▶ _Required work_:
Print the entries that appear below, exactly as written and without their pictures.

▶ _Data for processing_:

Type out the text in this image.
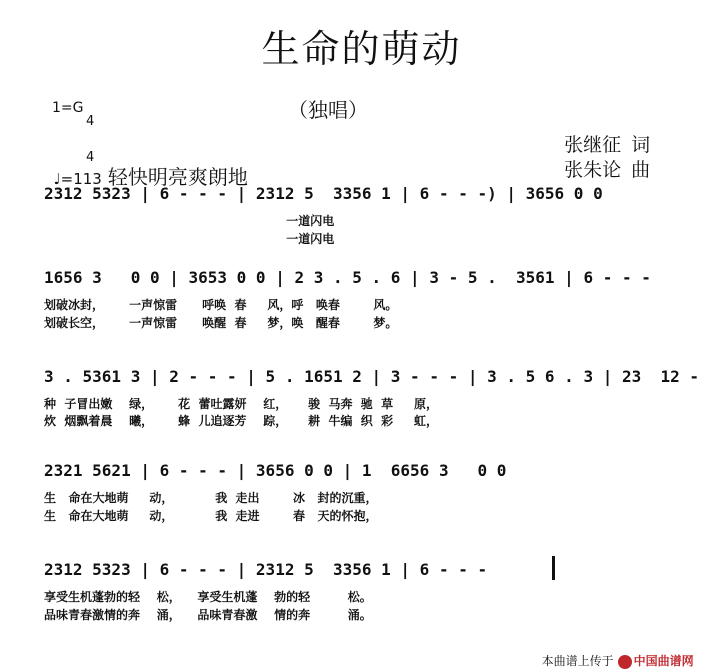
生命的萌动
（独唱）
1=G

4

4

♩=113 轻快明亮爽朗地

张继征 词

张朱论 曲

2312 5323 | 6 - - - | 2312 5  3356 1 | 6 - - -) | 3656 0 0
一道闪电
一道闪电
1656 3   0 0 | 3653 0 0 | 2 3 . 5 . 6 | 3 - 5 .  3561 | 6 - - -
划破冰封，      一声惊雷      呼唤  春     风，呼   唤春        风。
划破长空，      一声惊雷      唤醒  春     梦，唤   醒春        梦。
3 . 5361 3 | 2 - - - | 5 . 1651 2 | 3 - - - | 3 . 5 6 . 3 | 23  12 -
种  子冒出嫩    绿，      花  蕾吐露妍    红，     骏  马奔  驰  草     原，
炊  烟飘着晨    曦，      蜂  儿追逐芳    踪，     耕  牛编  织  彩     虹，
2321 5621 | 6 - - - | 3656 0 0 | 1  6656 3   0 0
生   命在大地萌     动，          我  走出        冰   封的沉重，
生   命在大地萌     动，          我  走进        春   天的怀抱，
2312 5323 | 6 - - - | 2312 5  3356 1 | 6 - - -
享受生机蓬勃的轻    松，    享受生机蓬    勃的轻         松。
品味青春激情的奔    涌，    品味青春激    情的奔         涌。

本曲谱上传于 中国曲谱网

▶ _Reply_:
Type out the text in this image.
生命的萌动
（独唱）
1=G

4

4

♩=113 轻快明亮爽朗地

张继征 词

张朱论 曲

2312 5323 | 6 - - - | 2312 5  3356 1 | 6 - - -) | 3656 0 0
一道闪电
一道闪电
1656 3   0 0 | 3653 0 0 | 2 3 . 5 . 6 | 3 - 5 .  3561 | 6 - - -
划破冰封，      一声惊雷      呼唤  春     风，呼   唤春        风。
划破长空，      一声惊雷      唤醒  春     梦，唤   醒春        梦。
3 . 5361 3 | 2 - - - | 5 . 1651 2 | 3 - - - | 3 . 5 6 . 3 | 23  12 -
种  子冒出嫩    绿，      花  蕾吐露妍    红，     骏  马奔  驰  草     原，
炊  烟飘着晨    曦，      蜂  儿追逐芳    踪，     耕  牛编  织  彩     虹，
2321 5621 | 6 - - - | 3656 0 0 | 1  6656 3   0 0
生   命在大地萌     动，          我  走出        冰   封的沉重，
生   命在大地萌     动，          我  走进        春   天的怀抱，
2312 5323 | 6 - - - | 2312 5  3356 1 | 6 - - -
享受生机蓬勃的轻    松，    享受生机蓬    勃的轻         松。
品味青春激情的奔    涌，    品味青春激    情的奔         涌。

本曲谱上传于 中国曲谱网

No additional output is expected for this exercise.